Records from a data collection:
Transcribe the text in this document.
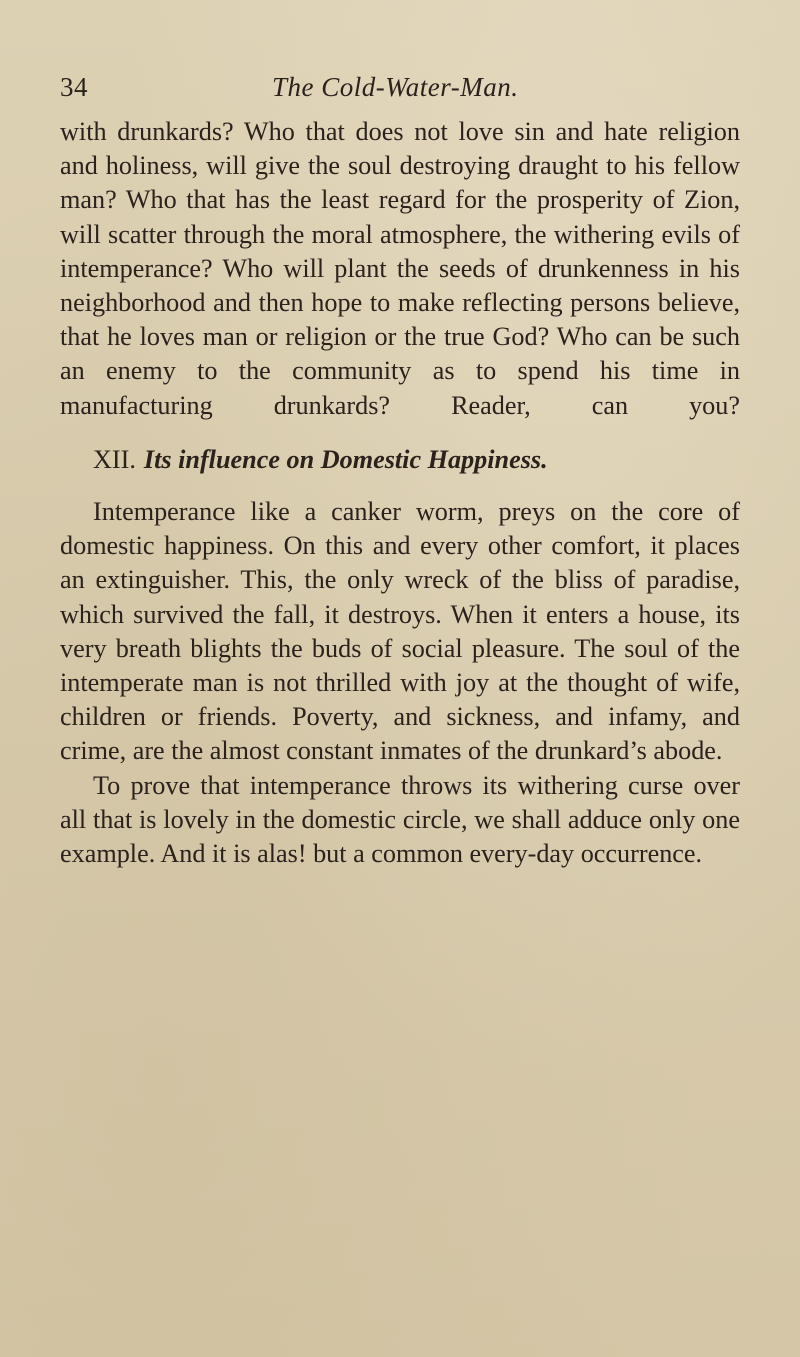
34	The Cold-Water-Man.

with drunkards? Who that does not love sin and hate religion and holiness, will give the soul destroying draught to his fellow man? Who that has the least regard for the prosperity of Zion, will scatter through the moral atmosphere, the withering evils of intemperance? Who will plant the seeds of drunkenness in his neighborhood and then hope to make reflecting persons believe, that he loves man or religion or the true God? Who can be such an enemy to the community as to spend his time in manufacturing drunkards? Reader, can you?

XII. Its influence on Domestic Happiness.

Intemperance like a canker worm, preys on the core of domestic happiness. On this and every other comfort, it places an extinguisher. This, the only wreck of the bliss of paradise, which survived the fall, it destroys. When it enters a house, its very breath blights the buds of social pleasure. The soul of the intemperate man is not thrilled with joy at the thought of wife, children or friends. Poverty, and sickness, and infamy, and crime, are the almost constant inmates of the drunkard’s abode.

To prove that intemperance throws its withering curse over all that is lovely in the domestic circle, we shall adduce only one example. And it is alas! but a common every-day occurrence.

#### Written task
Scan the material above and determine how many lines include the word "that"; report only the number.

#### Reply to the task
2